**Extracted information**:
━━━━━━━━━━

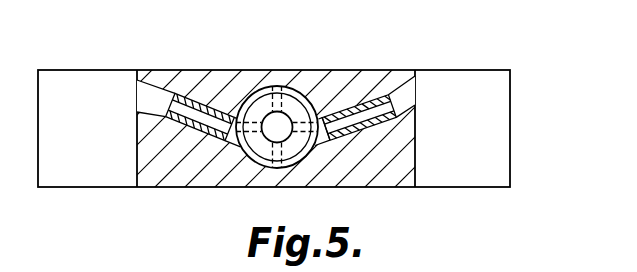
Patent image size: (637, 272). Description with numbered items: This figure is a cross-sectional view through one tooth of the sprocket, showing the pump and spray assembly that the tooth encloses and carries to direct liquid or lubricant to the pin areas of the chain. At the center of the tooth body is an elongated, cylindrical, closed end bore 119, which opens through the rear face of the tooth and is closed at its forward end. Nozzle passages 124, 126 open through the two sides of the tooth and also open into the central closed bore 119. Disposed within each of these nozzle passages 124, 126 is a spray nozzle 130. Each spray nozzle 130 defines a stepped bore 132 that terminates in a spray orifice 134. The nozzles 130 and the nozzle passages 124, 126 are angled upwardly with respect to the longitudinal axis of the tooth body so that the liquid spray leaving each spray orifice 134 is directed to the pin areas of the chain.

The closed end bore 119 is at (300, 88).
The nozzle passage 124 is at (393, 92).
The nozzle passage 126 is at (167, 110).
The spray nozzle 130 is at (174, 96).
The stepped bore 132 is at (343, 128).
The spray orifice 134 is at (400, 108).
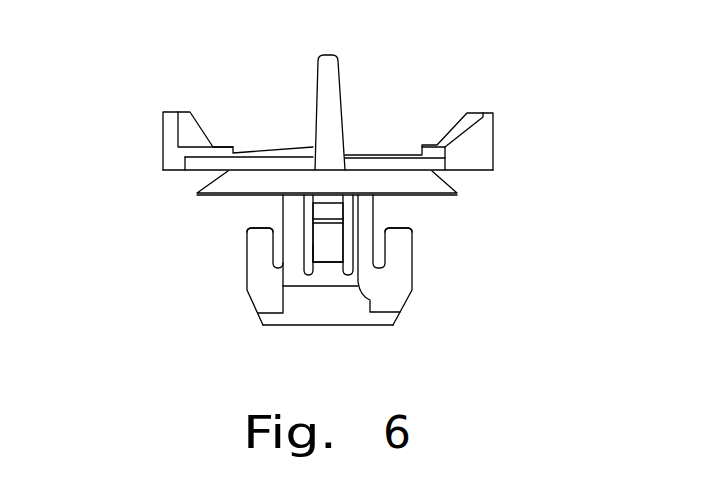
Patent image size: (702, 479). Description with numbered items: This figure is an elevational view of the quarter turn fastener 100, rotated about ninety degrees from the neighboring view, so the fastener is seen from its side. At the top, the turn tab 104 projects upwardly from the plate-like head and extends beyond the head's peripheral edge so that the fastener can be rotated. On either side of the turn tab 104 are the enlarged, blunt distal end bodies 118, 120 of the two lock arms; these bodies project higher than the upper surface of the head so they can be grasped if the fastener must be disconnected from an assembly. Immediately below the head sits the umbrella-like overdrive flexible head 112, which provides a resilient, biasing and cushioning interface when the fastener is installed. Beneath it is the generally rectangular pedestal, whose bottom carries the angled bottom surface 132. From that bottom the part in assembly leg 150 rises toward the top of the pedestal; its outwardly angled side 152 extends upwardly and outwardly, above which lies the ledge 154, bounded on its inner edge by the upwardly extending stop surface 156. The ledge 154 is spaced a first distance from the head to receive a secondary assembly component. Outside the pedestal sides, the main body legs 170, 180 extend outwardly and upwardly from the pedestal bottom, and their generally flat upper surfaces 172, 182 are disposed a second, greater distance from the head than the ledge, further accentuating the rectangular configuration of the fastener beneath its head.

The quarter turn fastener 100 is at (140, 79).
The turn tab 104 is at (332, 67).
The overdrive flexible head 112 is at (430, 177).
The distal end body 118 is at (165, 128).
The distal end body 120 is at (487, 132).
The angled bottom surface 132 is at (315, 312).
The part in assembly leg 150 is at (313, 250).
The outwardly angled side 152 is at (327, 243).
The ledge 154 is at (338, 208).
The stop surface 156 is at (327, 207).
The main body leg 170 is at (250, 253).
The flat upper surface 172 is at (262, 228).
The main body leg 180 is at (397, 258).
The flat upper surface 182 is at (398, 232).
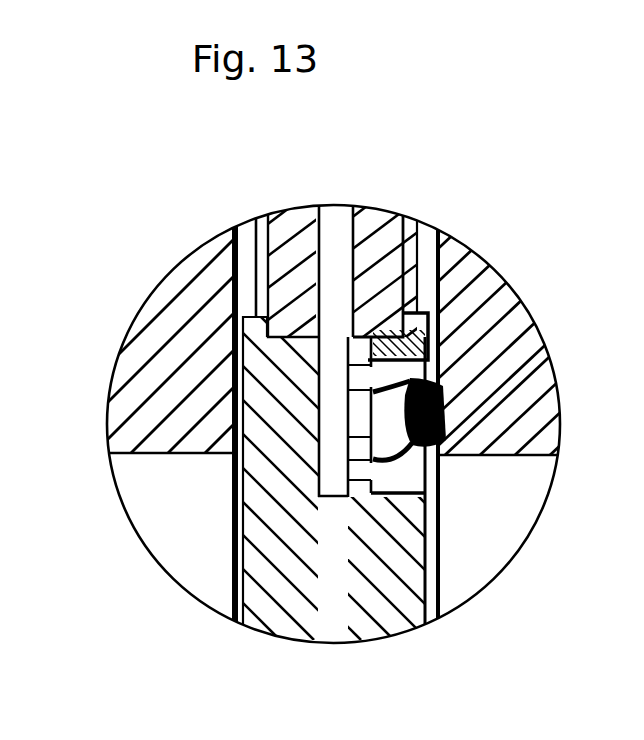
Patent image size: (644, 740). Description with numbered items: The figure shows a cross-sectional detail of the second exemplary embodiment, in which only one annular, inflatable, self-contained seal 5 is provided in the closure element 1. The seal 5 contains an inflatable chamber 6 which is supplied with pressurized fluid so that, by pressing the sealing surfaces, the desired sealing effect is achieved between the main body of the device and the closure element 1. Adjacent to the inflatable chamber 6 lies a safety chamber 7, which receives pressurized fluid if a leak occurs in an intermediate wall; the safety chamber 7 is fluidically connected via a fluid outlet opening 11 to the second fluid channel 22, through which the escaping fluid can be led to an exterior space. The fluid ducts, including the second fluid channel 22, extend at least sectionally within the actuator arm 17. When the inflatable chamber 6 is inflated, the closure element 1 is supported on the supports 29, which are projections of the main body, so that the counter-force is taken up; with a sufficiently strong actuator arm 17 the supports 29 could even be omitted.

The closure element 1 is at (285, 522).
The seal 5 is at (378, 358).
The inflatable chamber 6 is at (393, 415).
The safety chamber 7 is at (365, 378).
The fluid outlet opening 11 is at (395, 332).
The actuator arm 17 is at (378, 245).
The second fluid channel 22 is at (330, 222).
The supports 29 is at (238, 462).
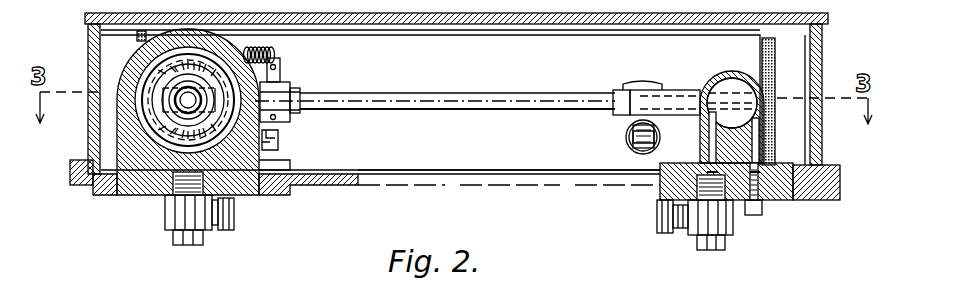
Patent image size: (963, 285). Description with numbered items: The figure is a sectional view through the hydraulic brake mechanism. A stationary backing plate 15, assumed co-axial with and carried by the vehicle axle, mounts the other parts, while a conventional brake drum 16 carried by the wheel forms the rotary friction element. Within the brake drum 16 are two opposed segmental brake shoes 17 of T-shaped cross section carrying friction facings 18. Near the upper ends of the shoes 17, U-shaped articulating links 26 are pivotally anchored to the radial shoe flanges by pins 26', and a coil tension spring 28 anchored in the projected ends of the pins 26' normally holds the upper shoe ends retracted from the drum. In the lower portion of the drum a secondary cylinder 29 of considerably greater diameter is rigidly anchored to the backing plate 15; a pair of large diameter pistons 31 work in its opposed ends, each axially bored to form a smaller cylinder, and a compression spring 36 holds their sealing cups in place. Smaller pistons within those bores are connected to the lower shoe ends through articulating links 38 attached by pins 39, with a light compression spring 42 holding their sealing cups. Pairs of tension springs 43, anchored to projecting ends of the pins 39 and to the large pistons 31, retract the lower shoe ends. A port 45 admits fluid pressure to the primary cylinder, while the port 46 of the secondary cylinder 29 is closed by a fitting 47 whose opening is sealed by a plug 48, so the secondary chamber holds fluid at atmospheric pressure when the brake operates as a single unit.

The backing plate 15 is at (98, 195).
The brake drum 16 is at (93, 128).
The segmental brake shoes 17 is at (407, 102).
The friction facings 18 is at (137, 38).
The articulating links 26 is at (685, 93).
The pins 26' is at (626, 151).
The coil tension spring 28 is at (628, 136).
The secondary cylinder 29 is at (127, 68).
The large diameter pistons 31 is at (133, 102).
The compression spring 36 is at (72, 173).
The articulating links 38 is at (300, 90).
The pins 39 is at (283, 77).
The compression spring 42 is at (173, 117).
The tension springs 43 is at (276, 58).
The port 45 is at (712, 128).
The port 46 is at (262, 165).
The fitting 47 is at (197, 212).
The plug 48 is at (234, 213).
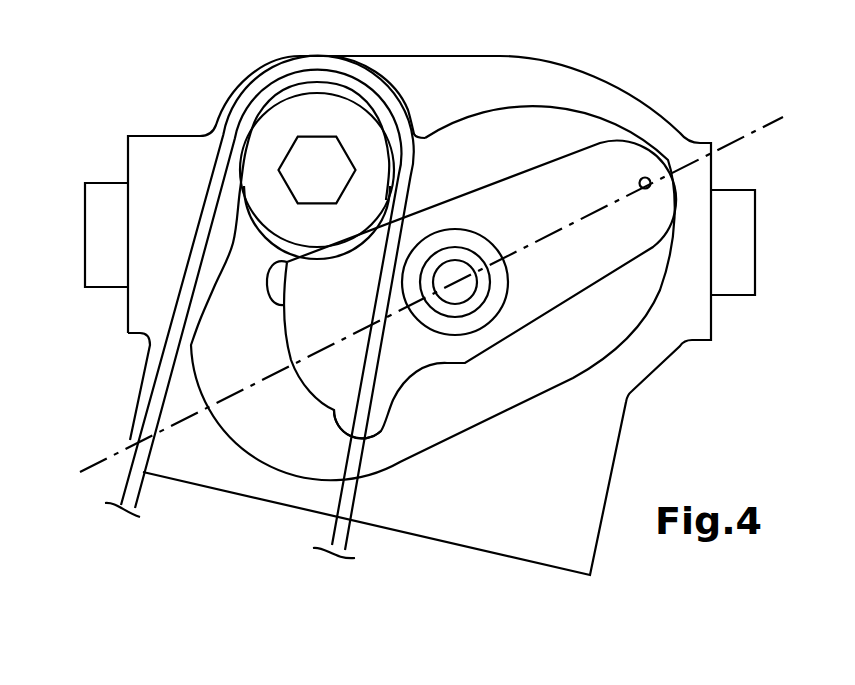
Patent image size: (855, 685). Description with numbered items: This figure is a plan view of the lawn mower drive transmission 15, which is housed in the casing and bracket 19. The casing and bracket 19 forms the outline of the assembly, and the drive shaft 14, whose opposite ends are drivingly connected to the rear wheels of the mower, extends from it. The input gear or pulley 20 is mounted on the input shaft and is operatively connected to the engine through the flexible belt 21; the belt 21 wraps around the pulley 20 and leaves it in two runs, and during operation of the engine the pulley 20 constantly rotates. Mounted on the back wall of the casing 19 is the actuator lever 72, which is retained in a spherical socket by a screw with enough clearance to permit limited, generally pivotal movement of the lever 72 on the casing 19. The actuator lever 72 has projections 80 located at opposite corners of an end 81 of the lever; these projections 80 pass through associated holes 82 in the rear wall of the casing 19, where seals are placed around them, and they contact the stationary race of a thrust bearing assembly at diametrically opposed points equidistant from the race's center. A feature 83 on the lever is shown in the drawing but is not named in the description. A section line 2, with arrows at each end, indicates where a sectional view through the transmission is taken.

The section line 2- 2 is at (82, 470).
The drive shaft 14 is at (753, 240).
The drive transmission 15 is at (87, 231).
The casing and bracket 19 is at (590, 455).
The input gear or pulley 20 is at (313, 108).
The flexible belt 21 is at (345, 537).
The actuator lever 72 is at (508, 197).
The projections 80 is at (281, 277).
The end of the actuator lever 81 is at (283, 338).
The holes 82 is at (267, 297).
The hole 83 is at (682, 133).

━━━━━━━━━━

**Exercise task**: Recast every line above as a JSON list of strings, one string per line, with blank lines and the pictures left out.

**Response to the task**:
[
  "Patent image size: (637, 272). Description with numbered items: This figure is a cross-sectional view through one tooth of the sprocket, showing the pump and spray assembly that the tooth encloses and carries to direct liquid or lubricant to the pin areas of the chain. At the center of the tooth body is an elongated, cylindrical, closed end bore 119, which opens through the rear face of the tooth and is closed at its forward end. Nozzle passages 124, 126 open through the two sides of the tooth and also open into the central closed bore 119. Disposed within each of these nozzle passages 124, 126 is a spray nozzle 130. Each spray nozzle 130 defines a stepped bore 132 that terminates in a spray orifice 134. The nozzles 130 and the nozzle passages 124, 126 are angled upwardly with respect to the longitudinal axis of the tooth body so that the liquid spray leaving each spray orifice 134 is directed to the pin areas of the chain.",
  "The closed end bore 119 is at (300, 88).",
  "The nozzle passage 124 is at (393, 92).",
  "The nozzle passage 126 is at (167, 110).",
  "The spray nozzle 130 is at (174, 96).",
  "The stepped bore 132 is at (343, 128).",
  "The spray orifice 134 is at (400, 108).",
  "Patent image size: (702, 479). Description with numbered items: This figure is an elevational view of the quarter turn fastener 100, rotated about ninety degrees from the neighboring view, so the fastener is seen from its side. At the top, the turn tab 104 projects upwardly from the plate-like head and extends beyond the head's peripheral edge so that the fastener can be rotated. On either side of the turn tab 104 are the enlarged, blunt distal end bodies 118, 120 of the two lock arms; these bodies project higher than the upper surface of the head so they can be grasped if the fastener must be disconnected from an assembly. Immediately below the head sits the umbrella-like overdrive flexible head 112, which provides a resilient, biasing and cushioning interface when the fastener is installed. Beneath it is the generally rectangular pedestal, whose bottom carries the angled bottom surface 132. From that bottom the part in assembly leg 150 rises toward the top of the pedestal; its outwardly angled side 152 extends upwardly and outwardly, above which lies the ledge 154, bounded on its inner edge by the upwardly extending stop surface 156. The ledge 154 is spaced a first distance from the head to receive a secondary assembly component. Outside the pedestal sides, the main body legs 170, 180 extend outwardly and upwardly from the pedestal bottom, and their generally flat upper surfaces 172, 182 are disposed a second, greater distance from the head than the ledge, further accentuating the rectangular configuration of the fastener beneath its head.",
  "The quarter turn fastener 100 is at (140, 79).",
  "The turn tab 104 is at (332, 67).",
  "The overdrive flexible head 112 is at (430, 177).",
  "The distal end body 118 is at (165, 128).",
  "The distal end body 120 is at (487, 132).",
  "The angled bottom surface 132 is at (315, 312).",
  "The part in assembly leg 150 is at (313, 250).",
  "The outwardly angled side 152 is at (327, 243).",
  "The ledge 154 is at (338, 208).",
  "The stop surface 156 is at (327, 207).",
  "The main body leg 170 is at (250, 253).",
  "The flat upper surface 172 is at (262, 228).",
  "The main body leg 180 is at (397, 258).",
  "The flat upper surface 182 is at (398, 232).",
  "Patent image size: (644, 740). Description with numbered items: The figure shows a cross-sectional detail of the second exemplary embodiment, in which only one annular, inflatable, self-contained seal 5 is provided in the closure element 1. The seal 5 contains an inflatable chamber 6 which is supplied with pressurized fluid so that, by pressing the sealing surfaces, the desired sealing effect is achieved between the main body of the device and the closure element 1. Adjacent to the inflatable chamber 6 lies a safety chamber 7, which receives pressurized fluid if a leak occurs in an intermediate wall; the safety chamber 7 is fluidically connected via a fluid outlet opening 11 to the second fluid channel 22, through which the escaping fluid can be led to an exterior space. The fluid ducts, including the second fluid channel 22, extend at least sectionally within the actuator arm 17. When the inflatable chamber 6 is inflated, the closure element 1 is supported on the supports 29, which are projections of the main body, so that the counter-force is taken up; with a sufficiently strong actuator arm 17 the supports 29 could even be omitted.",
  "The closure element 1 is at (285, 522).",
  "The seal 5 is at (378, 358).",
  "The inflatable chamber 6 is at (393, 415).",
  "The safety chamber 7 is at (365, 378).",
  "The fluid outlet opening 11 is at (395, 332).",
  "The actuator arm 17 is at (378, 245).",
  "The second fluid channel 22 is at (330, 222).",
  "The supports 29 is at (238, 462).",
  "Patent image size: (963, 285). Description with numbered items: The figure is a sectional view through the hydraulic brake mechanism. A stationary backing plate 15, assumed co-axial with and carried by the vehicle axle, mounts the other parts, while a conventional brake drum 16 carried by the wheel forms the rotary friction element. Within the brake drum 16 are two opposed segmental brake shoes 17 of T-shaped cross section carrying friction facings 18. Near the upper ends of the shoes 17, U-shaped articulating links 26 are pivotally anchored to the radial shoe flanges by pins 26', and a coil tension spring 28 anchored in the projected ends of the pins 26' normally holds the upper shoe ends retracted from the drum. In the lower portion of the drum a secondary cylinder 29 of considerably greater diameter is rigidly anchored to the backing plate 15; a pair of large diameter pistons 31 work in its opposed ends, each axially bored to form a smaller cylinder, and a compression spring 36 holds their sealing cups in place. Smaller pistons within those bores are connected to the lower shoe ends through articulating links 38 attached by pins 39, with a light compression spring 42 holding their sealing cups. Pairs of tension springs 43, anchored to projecting ends of the pins 39 and to the large pistons 31, retract the lower shoe ends. A port 45 admits fluid pressure to the primary cylinder, while the port 46 of the secondary cylinder 29 is closed by a fitting 47 whose opening is sealed by a plug 48, so the secondary chamber holds fluid at atmospheric pressure when the brake operates as a single unit.",
  "The backing plate 15 is at (98, 195).",
  "The brake drum 16 is at (93, 128).",
  "The segmental brake shoes 17 is at (407, 102).",
  "The friction facings 18 is at (137, 38).",
  "The articulating links 26 is at (685, 93).",
  "The pins 26' is at (626, 151).",
  "The coil tension spring 28 is at (628, 136).",
  "The secondary cylinder 29 is at (127, 68).",
  "The large diameter pistons 31 is at (133, 102).",
  "The compression spring 36 is at (72, 173).",
  "The articulating links 38 is at (300, 90).",
  "The pins 39 is at (283, 77).",
  "The compression spring 42 is at (173, 117).",
  "The tension springs 43 is at (276, 58).",
  "The port 45 is at (712, 128).",
  "The port 46 is at (262, 165).",
  "The fitting 47 is at (197, 212).",
  "The plug 48 is at (234, 213).",
  "Patent image size: (855, 685). Description with numbered items: This figure is a plan view of the lawn mower drive transmission 15, which is housed in the casing and bracket 19. The casing and bracket 19 forms the outline of the assembly, and the drive shaft 14, whose opposite ends are drivingly connected to the rear wheels of the mower, extends from it. The input gear or pulley 20 is mounted on the input shaft and is operatively connected to the engine through the flexible belt 21; the belt 21 wraps around the pulley 20 and leaves it in two runs, and during operation of the engine the pulley 20 constantly rotates. Mounted on the back wall of the casing 19 is the actuator lever 72, which is retained in a spherical socket by a screw with enough clearance to permit limited, generally pivotal movement of the lever 72 on the casing 19. The actuator lever 72 has projections 80 located at opposite corners of an end 81 of the lever; these projections 80 pass through associated holes 82 in the rear wall of the casing 19, where seals are placed around them, and they contact the stationary race of a thrust bearing assembly at diametrically opposed points equidistant from the race's center. A feature 83 on the lever is shown in the drawing but is not named in the description. A section line 2, with arrows at each end, indicates where a sectional view through the transmission is taken.",
  "The section line 2- 2 is at (82, 470).",
  "The drive shaft 14 is at (753, 240).",
  "The drive transmission 15 is at (87, 231).",
  "The casing and bracket 19 is at (590, 455).",
  "The input gear or pulley 20 is at (313, 108).",
  "The flexible belt 21 is at (345, 537).",
  "The actuator lever 72 is at (508, 197).",
  "The projections 80 is at (281, 277).",
  "The end of the actuator lever 81 is at (283, 338).",
  "The holes 82 is at (267, 297).",
  "The hole 83 is at (682, 133)."
]